Goal: Where a line holds the word "name", copy that line.

Material supplied:
────────────────────────────────────────
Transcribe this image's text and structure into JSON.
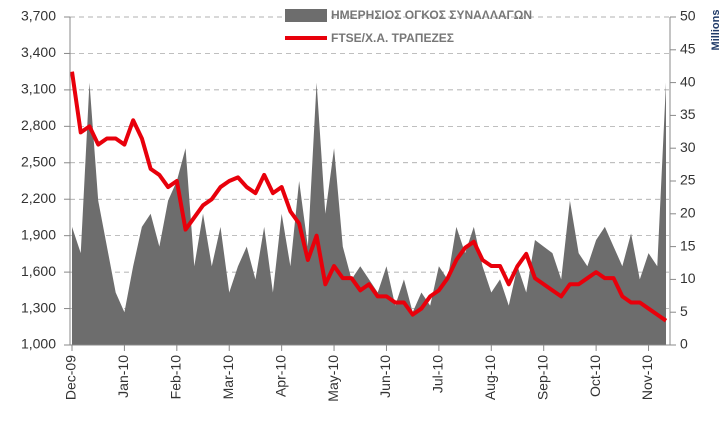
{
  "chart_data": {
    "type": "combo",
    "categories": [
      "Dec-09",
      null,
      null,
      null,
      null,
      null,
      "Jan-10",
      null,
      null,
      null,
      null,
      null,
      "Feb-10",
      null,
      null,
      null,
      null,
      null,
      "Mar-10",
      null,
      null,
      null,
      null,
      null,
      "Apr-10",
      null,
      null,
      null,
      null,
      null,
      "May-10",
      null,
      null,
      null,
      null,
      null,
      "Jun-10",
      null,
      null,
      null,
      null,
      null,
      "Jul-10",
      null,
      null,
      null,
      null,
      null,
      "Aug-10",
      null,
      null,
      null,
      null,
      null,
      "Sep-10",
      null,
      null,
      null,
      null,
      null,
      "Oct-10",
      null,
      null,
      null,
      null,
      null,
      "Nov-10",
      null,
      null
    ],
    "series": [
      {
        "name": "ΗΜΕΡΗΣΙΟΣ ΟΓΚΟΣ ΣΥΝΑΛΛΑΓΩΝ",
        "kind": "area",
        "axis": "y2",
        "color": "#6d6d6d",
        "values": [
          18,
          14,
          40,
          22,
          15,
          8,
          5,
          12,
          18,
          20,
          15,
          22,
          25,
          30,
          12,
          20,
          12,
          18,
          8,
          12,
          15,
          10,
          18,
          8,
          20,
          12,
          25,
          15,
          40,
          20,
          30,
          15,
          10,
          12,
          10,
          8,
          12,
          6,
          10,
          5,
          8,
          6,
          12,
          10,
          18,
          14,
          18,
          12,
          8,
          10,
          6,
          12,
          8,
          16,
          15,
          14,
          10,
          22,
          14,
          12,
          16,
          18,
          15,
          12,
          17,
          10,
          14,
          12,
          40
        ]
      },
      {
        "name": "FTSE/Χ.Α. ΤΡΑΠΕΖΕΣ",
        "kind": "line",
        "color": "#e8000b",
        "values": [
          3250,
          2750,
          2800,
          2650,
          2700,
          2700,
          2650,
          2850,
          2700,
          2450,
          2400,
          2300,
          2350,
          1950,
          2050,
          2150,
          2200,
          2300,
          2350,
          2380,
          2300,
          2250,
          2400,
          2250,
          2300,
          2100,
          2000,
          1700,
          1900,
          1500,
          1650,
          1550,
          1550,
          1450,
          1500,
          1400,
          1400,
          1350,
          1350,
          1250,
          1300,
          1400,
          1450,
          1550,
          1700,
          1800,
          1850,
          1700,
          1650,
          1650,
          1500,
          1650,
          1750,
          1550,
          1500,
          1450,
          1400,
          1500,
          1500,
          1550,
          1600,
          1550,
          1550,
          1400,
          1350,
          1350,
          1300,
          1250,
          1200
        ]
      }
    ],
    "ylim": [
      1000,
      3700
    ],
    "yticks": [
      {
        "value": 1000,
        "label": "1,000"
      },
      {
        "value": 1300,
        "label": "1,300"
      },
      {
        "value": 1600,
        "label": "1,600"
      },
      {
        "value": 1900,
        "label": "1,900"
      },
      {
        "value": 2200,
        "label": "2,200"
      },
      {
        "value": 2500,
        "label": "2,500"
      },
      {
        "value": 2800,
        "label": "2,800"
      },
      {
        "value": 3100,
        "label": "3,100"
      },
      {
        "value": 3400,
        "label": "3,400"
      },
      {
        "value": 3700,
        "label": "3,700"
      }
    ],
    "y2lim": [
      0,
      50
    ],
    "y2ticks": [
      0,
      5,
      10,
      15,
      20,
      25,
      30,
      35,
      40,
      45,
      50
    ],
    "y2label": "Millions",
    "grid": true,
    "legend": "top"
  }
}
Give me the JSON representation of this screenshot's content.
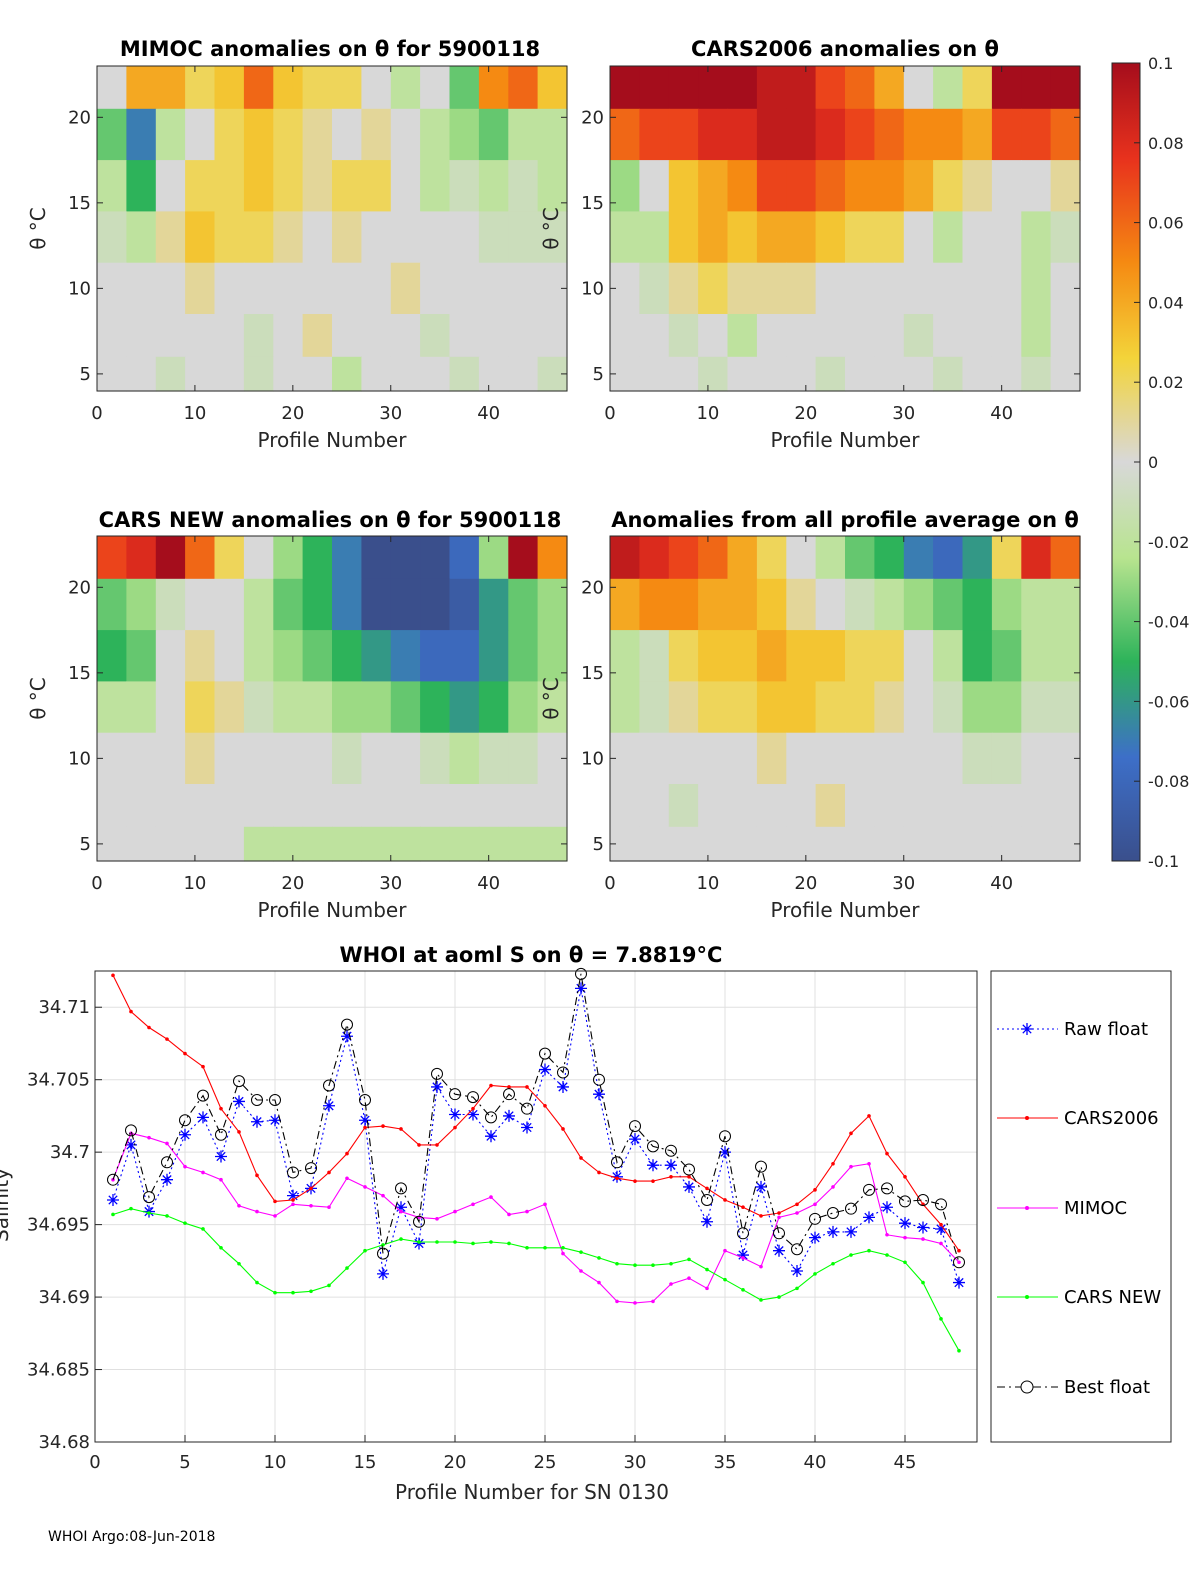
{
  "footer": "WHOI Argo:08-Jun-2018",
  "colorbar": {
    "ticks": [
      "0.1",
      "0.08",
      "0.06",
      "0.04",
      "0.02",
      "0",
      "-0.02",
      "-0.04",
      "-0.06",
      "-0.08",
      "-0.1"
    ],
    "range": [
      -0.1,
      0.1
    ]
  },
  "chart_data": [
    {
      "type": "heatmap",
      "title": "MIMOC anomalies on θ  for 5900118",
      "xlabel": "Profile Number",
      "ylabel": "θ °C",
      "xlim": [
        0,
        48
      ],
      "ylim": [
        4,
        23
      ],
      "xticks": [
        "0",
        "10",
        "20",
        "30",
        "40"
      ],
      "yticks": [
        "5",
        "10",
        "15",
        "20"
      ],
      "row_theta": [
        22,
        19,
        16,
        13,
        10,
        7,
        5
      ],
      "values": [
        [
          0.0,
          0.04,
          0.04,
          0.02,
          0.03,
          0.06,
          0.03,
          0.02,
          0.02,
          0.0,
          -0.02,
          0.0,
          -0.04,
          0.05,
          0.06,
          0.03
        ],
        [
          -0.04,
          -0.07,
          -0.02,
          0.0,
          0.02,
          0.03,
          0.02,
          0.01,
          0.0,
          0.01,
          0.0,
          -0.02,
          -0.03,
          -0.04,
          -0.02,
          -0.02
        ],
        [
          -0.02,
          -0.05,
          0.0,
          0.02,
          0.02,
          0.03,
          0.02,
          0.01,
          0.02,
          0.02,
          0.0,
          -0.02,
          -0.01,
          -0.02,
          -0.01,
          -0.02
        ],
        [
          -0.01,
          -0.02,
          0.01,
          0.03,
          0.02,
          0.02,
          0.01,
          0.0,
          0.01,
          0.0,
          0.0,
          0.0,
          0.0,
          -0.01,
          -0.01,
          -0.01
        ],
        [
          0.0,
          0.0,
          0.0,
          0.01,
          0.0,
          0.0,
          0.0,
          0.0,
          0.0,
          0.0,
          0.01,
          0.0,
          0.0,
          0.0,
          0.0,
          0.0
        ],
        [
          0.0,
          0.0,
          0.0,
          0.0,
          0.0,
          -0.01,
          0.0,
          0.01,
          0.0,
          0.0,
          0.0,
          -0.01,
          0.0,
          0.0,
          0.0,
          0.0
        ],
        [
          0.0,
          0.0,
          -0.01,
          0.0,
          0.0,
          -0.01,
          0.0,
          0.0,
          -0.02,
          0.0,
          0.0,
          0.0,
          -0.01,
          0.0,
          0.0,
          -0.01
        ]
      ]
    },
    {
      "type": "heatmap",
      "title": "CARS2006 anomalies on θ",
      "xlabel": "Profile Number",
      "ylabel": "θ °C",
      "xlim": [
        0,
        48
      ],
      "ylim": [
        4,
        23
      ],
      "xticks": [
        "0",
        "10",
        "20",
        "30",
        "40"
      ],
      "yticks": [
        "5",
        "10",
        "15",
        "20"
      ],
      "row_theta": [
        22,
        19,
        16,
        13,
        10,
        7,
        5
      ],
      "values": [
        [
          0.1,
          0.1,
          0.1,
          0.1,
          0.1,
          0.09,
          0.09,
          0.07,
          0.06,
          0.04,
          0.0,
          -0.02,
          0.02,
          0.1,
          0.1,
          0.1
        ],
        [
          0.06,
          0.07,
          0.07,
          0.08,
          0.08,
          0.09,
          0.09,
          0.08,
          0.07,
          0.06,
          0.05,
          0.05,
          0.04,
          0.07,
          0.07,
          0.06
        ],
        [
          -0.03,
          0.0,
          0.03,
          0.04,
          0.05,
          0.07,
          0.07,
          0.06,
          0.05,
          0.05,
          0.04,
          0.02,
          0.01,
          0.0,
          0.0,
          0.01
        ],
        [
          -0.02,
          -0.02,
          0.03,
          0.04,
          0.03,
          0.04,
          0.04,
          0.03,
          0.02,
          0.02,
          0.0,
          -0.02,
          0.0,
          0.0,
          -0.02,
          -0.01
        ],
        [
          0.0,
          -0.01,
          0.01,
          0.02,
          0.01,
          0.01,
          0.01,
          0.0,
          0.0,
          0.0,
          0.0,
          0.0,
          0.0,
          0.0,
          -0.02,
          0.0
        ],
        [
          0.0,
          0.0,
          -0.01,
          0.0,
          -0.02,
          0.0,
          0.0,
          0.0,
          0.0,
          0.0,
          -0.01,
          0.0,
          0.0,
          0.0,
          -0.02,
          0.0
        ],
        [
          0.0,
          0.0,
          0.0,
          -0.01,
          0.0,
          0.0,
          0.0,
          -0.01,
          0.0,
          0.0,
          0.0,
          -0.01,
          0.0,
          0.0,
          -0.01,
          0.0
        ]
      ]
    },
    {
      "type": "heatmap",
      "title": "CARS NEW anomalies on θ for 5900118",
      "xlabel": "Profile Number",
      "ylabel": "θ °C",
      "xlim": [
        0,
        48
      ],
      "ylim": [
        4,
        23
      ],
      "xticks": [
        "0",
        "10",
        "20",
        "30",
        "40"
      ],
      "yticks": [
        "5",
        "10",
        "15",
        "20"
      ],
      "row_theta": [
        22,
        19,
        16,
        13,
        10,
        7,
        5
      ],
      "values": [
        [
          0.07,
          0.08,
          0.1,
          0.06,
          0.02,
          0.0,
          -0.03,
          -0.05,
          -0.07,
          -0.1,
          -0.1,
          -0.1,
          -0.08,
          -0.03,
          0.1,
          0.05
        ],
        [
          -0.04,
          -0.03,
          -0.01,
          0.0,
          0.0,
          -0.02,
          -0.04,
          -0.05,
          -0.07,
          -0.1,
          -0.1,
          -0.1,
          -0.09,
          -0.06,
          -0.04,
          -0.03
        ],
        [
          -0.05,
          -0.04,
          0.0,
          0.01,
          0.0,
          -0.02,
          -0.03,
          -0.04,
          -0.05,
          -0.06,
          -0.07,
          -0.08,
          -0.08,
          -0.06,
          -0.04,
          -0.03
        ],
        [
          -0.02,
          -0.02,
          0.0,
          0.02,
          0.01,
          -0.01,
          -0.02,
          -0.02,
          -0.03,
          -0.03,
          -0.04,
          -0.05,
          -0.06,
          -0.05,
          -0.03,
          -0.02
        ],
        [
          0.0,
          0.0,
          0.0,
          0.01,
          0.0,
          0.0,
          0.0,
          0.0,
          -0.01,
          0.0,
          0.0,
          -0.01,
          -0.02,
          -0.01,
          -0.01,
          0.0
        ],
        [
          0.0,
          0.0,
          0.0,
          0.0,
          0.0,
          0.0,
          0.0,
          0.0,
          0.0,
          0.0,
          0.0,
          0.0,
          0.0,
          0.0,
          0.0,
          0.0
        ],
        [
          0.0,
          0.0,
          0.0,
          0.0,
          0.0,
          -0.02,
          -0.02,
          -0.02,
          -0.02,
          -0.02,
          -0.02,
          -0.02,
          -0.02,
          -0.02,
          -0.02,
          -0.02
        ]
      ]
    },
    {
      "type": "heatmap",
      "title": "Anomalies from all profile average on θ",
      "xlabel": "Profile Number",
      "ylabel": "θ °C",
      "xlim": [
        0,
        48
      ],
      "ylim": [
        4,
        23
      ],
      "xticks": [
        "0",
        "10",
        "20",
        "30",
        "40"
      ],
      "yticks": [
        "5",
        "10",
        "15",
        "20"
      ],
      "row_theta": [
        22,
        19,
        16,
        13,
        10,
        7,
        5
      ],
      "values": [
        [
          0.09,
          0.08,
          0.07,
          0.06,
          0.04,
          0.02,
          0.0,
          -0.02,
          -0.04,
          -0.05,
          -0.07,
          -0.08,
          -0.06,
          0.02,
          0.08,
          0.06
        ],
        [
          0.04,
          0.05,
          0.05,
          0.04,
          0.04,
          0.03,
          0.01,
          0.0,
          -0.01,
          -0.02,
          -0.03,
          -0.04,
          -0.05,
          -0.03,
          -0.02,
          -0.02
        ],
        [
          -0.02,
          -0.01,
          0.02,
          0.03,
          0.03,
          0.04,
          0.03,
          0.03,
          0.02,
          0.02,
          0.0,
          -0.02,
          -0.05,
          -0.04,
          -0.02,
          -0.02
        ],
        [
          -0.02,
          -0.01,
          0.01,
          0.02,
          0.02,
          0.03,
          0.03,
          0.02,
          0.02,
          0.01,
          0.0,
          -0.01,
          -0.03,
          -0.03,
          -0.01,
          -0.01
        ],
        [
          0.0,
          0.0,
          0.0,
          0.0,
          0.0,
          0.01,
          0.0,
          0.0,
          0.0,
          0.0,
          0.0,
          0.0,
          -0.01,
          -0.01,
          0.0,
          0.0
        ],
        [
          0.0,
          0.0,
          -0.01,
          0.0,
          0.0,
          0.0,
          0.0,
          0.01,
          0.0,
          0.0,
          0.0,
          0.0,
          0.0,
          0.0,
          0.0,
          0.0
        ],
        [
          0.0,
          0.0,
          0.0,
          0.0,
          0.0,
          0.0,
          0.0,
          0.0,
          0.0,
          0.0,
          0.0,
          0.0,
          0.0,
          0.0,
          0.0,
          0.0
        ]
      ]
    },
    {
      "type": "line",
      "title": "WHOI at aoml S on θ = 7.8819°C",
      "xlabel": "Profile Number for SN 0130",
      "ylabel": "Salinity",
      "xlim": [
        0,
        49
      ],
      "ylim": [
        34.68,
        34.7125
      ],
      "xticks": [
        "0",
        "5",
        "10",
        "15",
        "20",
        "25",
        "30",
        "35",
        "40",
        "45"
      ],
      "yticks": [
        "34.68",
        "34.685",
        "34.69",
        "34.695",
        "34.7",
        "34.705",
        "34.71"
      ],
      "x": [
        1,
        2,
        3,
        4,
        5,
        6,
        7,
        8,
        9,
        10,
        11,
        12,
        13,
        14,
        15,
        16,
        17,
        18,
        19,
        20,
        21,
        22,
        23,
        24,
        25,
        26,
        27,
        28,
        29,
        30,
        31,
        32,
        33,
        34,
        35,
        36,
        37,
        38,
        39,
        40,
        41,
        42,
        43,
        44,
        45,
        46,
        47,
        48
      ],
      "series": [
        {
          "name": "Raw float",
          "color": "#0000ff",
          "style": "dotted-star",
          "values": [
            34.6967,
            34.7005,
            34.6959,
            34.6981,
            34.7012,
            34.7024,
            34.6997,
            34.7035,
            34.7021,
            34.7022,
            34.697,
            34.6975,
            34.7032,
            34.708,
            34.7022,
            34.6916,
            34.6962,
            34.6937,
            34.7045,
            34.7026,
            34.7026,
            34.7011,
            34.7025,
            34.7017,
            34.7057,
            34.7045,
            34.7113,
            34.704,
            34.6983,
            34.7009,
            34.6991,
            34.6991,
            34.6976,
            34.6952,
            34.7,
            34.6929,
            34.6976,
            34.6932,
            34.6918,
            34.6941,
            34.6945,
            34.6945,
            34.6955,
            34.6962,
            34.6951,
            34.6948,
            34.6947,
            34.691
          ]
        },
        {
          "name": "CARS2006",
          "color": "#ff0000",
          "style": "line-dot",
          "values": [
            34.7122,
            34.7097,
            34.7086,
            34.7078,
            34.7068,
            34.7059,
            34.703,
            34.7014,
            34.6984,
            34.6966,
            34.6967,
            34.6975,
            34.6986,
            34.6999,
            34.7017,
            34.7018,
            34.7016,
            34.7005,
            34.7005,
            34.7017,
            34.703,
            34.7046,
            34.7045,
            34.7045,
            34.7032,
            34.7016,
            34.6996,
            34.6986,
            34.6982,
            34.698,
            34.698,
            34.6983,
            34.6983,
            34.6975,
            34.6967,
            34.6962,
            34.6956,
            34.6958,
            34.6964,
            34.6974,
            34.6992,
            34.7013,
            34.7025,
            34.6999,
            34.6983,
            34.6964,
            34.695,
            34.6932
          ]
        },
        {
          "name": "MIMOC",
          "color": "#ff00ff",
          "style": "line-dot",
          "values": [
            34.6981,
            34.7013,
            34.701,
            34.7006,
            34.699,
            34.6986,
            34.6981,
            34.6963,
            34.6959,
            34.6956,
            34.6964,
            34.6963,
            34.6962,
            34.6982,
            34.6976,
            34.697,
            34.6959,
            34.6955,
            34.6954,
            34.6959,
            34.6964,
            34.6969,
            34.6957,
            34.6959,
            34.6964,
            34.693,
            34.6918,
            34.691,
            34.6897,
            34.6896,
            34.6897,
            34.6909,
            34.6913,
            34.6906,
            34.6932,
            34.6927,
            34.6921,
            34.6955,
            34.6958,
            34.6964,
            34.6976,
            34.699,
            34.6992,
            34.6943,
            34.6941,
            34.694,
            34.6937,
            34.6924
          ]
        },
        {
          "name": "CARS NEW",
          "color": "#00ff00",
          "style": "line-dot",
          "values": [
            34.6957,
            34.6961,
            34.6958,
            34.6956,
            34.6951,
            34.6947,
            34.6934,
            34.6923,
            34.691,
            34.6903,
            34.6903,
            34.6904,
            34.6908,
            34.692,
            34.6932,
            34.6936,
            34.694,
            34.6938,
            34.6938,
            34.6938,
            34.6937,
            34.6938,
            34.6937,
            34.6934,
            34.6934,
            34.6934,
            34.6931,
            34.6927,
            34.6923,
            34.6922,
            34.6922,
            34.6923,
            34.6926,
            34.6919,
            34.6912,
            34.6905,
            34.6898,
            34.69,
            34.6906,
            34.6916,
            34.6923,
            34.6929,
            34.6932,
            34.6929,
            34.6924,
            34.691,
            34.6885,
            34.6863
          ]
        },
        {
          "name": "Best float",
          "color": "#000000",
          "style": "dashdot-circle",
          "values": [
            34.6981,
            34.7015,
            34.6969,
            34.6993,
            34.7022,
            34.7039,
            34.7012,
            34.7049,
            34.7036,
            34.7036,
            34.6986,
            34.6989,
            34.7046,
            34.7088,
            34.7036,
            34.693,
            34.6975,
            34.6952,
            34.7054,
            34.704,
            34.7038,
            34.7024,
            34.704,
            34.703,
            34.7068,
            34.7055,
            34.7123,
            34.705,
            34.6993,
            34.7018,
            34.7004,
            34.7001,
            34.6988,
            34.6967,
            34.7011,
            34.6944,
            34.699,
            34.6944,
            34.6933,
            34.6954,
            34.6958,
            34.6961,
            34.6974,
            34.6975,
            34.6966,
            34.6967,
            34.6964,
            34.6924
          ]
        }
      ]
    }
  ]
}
────────────────────────────────────────
Answer for this exercise:
        "name": "ΗΜΕΡΗΣΙΟΣ ΟΓΚΟΣ ΣΥΝΑΛΛΑΓΩΝ",
        "name": "FTSE/Χ.Α. ΤΡΑΠΕΖΕΣ",
          "name": "Raw float",
          "name": "CARS2006",
          "name": "MIMOC",
          "name": "CARS NEW",
          "name": "Best float",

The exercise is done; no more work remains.